_Available records_
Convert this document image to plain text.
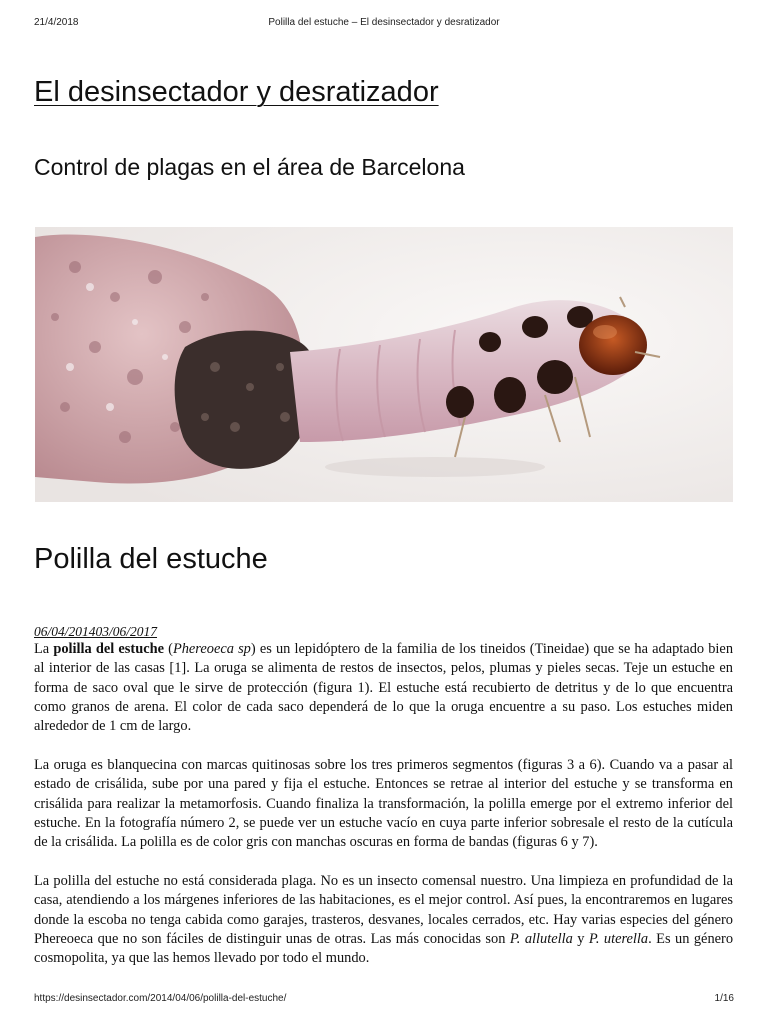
21/4/2018	Polilla del estuche – El desinsectador y desratizador
El desinsectador y desratizador
Control de plagas en el área de Barcelona
Polilla del estuche
06/04/201403/06/2017

La polilla del estuche (Phereoeca sp) es un lepidóptero de la familia de los tineidos (Tineidae) que se ha adaptado bien al interior de las casas [1]. La oruga se alimenta de restos de insectos, pelos, plumas y pieles secas. Teje un estuche en forma de saco oval que le sirve de protección (figura 1). El estuche está recubierto de detritus y de lo que encuentra como granos de arena. El color de cada saco dependerá de lo que la oruga encuentre a su paso. Los estuches miden alrededor de 1 cm de largo.

La oruga es blanquecina con marcas quitinosas sobre los tres primeros segmentos (figuras 3 a 6). Cuando va a pasar al estado de crisálida, sube por una pared y fija el estuche. Entonces se retrae al interior del estuche y se transforma en crisálida para realizar la metamorfosis. Cuando finaliza la transformación, la polilla emerge por el extremo inferior del estuche. En la fotografía número 2, se puede ver un estuche vacío en cuya parte inferior sobresale el resto de la cutícula de la crisálida. La polilla es de color gris con manchas oscuras en forma de bandas (figuras 6 y 7).

La polilla del estuche no está considerada plaga. No es un insecto comensal nuestro. Una limpieza en profundidad de la casa, atendiendo a los márgenes inferiores de las habitaciones, es el mejor control. Así pues, la encontraremos en lugares donde la escoba no tenga cabida como garajes, trasteros, desvanes, locales cerrados, etc. Hay varias especies del género Phereoeca que no son fáciles de distinguir unas de otras. Las más conocidas son P. allutella y P. uterella. Es un género cosmopolita, ya que las hemos llevado por todo el mundo.

https://desinsectador.com/2014/04/06/polilla-del-estuche/	1/16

_Task requirements_
Filter the entries above and return only the lines holding "desinsectador".

_Completed task_
21/4/2018	Polilla del estuche – El desinsectador y desratizador
El desinsectador y desratizador
https://desinsectador.com/2014/04/06/polilla-del-estuche/	1/16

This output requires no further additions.